REQUIRED WORK: Each line containing the word "指针张角变小" needs to be copied.

INPUT RECORDS:
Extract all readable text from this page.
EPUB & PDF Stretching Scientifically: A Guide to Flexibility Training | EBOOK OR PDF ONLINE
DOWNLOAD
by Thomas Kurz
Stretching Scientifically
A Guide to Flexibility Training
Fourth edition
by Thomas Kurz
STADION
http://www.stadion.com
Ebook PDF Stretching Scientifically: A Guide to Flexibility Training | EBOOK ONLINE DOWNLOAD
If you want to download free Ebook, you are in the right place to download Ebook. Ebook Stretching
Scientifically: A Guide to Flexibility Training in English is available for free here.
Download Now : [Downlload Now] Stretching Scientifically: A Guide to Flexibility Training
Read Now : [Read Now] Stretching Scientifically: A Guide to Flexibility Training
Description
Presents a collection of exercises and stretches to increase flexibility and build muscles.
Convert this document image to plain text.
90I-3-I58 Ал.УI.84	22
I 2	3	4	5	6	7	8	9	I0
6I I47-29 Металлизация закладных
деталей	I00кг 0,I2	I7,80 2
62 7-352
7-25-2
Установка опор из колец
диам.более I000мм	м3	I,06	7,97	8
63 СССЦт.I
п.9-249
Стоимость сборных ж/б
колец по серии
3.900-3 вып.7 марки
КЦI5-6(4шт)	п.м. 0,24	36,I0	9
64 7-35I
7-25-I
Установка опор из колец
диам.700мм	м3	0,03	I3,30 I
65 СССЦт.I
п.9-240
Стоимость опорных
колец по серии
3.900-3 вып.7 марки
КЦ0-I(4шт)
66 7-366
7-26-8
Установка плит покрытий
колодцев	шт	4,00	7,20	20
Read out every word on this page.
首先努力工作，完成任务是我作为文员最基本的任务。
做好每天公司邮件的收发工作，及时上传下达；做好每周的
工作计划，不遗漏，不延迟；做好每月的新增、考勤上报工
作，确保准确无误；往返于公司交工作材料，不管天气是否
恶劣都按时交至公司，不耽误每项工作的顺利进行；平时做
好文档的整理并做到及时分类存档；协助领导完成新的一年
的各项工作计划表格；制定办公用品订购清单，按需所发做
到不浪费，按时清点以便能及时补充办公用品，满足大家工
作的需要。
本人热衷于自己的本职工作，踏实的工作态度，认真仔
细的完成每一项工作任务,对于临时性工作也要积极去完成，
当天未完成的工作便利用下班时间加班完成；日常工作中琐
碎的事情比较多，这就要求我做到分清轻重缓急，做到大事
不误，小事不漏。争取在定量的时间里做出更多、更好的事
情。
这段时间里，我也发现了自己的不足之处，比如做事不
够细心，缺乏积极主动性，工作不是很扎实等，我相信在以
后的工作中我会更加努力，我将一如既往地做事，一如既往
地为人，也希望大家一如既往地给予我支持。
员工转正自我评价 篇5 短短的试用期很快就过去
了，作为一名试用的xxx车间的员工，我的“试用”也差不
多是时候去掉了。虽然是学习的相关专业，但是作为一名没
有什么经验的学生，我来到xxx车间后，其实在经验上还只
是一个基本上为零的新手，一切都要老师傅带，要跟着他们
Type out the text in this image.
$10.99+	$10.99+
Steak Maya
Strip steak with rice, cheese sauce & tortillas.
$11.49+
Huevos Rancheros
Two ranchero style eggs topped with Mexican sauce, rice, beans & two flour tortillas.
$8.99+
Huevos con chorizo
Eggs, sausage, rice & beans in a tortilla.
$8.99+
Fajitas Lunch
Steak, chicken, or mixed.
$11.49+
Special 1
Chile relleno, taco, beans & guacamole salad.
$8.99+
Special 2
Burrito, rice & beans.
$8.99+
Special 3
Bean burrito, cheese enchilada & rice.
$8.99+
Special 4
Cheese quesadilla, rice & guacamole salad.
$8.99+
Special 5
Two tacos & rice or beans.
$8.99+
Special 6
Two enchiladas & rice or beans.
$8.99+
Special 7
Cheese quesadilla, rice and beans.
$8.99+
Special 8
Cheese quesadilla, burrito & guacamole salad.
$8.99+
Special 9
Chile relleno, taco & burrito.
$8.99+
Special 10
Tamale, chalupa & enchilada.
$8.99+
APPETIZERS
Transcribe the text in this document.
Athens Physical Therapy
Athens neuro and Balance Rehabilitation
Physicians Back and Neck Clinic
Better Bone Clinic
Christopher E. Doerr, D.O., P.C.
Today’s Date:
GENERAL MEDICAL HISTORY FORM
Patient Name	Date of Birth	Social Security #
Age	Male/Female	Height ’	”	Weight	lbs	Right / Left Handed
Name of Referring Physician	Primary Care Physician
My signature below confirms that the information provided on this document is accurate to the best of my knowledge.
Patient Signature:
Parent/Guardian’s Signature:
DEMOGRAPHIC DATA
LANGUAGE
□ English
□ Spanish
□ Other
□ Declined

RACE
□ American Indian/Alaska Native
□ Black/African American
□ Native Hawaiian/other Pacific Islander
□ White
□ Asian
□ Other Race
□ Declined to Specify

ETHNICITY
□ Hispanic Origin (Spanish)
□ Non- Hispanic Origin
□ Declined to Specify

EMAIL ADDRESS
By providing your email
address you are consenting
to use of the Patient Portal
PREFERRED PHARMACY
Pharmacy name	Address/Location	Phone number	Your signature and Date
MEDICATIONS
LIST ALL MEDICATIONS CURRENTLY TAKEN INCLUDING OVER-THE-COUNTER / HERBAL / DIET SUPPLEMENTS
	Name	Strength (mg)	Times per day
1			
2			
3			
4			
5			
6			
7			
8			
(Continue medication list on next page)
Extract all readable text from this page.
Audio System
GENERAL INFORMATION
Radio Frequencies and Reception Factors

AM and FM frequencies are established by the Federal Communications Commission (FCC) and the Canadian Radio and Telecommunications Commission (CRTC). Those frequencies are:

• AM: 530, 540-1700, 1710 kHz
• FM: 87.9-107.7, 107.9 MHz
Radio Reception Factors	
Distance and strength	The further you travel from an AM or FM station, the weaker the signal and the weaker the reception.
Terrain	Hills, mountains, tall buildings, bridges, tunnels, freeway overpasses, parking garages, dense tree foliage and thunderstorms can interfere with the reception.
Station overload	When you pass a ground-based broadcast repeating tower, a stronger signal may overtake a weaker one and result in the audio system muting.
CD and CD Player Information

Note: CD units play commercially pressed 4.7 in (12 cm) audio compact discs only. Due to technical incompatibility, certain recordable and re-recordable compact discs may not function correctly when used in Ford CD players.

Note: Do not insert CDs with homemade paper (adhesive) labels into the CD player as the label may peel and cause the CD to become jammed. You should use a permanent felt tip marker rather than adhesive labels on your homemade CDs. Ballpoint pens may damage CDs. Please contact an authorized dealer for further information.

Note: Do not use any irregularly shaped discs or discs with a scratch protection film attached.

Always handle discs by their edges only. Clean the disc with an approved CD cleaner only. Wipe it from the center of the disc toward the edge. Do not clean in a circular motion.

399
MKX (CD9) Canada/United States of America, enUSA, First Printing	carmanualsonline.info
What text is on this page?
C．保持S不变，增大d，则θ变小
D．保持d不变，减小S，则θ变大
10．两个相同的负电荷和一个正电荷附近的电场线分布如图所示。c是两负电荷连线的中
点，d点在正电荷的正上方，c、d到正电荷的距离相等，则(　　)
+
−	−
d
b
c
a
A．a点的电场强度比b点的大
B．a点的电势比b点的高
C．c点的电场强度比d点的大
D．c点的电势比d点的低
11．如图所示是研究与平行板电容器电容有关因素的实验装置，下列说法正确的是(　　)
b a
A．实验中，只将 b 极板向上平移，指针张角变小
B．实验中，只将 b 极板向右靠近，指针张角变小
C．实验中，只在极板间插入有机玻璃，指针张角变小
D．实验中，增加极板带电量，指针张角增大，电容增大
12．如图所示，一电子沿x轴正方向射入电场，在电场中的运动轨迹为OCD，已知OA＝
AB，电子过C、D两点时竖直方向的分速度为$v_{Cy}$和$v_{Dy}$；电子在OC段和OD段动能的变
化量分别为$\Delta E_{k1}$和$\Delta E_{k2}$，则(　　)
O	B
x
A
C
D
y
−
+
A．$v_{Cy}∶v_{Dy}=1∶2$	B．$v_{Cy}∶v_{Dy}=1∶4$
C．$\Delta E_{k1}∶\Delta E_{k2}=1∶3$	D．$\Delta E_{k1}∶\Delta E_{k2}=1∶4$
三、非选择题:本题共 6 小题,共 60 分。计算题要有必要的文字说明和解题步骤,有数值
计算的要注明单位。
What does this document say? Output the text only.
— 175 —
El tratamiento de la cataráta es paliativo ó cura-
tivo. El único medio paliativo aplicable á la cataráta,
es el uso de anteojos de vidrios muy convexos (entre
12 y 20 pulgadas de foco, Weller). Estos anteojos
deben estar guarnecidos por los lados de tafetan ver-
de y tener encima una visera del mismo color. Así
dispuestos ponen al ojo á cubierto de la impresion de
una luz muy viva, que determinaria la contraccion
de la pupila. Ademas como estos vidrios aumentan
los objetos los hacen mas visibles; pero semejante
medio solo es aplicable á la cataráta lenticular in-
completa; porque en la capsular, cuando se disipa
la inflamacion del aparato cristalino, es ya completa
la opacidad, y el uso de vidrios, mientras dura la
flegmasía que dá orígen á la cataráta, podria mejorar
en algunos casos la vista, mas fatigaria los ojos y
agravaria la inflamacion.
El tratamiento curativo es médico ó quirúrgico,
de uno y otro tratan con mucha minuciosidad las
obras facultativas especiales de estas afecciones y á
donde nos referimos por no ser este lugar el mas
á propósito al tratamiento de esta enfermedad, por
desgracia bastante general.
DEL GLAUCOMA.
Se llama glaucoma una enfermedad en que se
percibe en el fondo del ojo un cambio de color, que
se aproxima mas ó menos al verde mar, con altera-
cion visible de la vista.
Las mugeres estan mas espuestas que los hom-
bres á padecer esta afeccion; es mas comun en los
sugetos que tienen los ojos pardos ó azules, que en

RESPONSE BELOW:
A．实验中，只将 b 极板向上平移，指针张角变小
B．实验中，只将 b 极板向右靠近，指针张角变小
C．实验中，只在极板间插入有机玻璃，指针张角变小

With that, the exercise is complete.